> **Goal of the exercise**
Report the count of lines where the string "Running" appears, and nothing else.

(Stored data)

— START —

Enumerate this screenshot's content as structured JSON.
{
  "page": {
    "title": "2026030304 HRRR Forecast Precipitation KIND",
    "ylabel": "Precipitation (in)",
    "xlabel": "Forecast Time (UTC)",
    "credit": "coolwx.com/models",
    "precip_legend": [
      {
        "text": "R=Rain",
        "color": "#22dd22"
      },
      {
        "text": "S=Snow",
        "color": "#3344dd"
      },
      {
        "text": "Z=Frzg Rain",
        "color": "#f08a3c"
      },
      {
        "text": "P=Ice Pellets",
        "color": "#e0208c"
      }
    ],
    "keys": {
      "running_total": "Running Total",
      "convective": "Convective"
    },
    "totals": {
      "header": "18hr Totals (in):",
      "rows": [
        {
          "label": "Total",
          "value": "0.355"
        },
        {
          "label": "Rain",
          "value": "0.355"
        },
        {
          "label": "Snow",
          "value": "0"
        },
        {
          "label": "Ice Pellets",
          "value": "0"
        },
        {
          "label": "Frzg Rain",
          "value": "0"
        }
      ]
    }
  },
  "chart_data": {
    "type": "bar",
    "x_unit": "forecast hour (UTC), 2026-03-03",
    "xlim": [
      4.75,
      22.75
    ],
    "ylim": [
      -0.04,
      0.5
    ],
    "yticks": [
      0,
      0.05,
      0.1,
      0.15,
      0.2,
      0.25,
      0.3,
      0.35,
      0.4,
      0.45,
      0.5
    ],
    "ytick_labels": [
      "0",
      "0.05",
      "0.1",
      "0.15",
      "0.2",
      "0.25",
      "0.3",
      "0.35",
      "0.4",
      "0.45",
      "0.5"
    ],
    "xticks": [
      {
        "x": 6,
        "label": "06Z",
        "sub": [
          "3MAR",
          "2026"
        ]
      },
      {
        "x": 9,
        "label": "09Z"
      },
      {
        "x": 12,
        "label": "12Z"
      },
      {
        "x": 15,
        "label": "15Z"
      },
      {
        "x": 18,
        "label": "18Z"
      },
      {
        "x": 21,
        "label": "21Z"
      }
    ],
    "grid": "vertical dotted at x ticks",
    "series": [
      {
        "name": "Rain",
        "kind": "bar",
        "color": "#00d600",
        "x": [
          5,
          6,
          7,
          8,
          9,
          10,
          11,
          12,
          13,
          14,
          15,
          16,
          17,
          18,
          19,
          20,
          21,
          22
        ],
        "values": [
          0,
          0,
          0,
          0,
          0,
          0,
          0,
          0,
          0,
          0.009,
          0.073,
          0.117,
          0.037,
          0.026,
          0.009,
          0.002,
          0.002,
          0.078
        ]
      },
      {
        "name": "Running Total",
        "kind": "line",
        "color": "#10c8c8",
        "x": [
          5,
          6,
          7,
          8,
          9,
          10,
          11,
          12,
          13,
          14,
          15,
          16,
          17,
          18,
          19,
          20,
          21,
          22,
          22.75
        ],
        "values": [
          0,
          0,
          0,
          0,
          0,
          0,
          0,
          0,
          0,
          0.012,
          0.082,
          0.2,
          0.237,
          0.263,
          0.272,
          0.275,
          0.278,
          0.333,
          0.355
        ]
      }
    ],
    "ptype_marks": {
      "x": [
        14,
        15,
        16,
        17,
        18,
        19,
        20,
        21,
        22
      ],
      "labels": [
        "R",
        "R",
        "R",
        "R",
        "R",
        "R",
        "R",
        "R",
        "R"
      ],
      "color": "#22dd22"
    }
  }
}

— END —

> **Correct answer**
2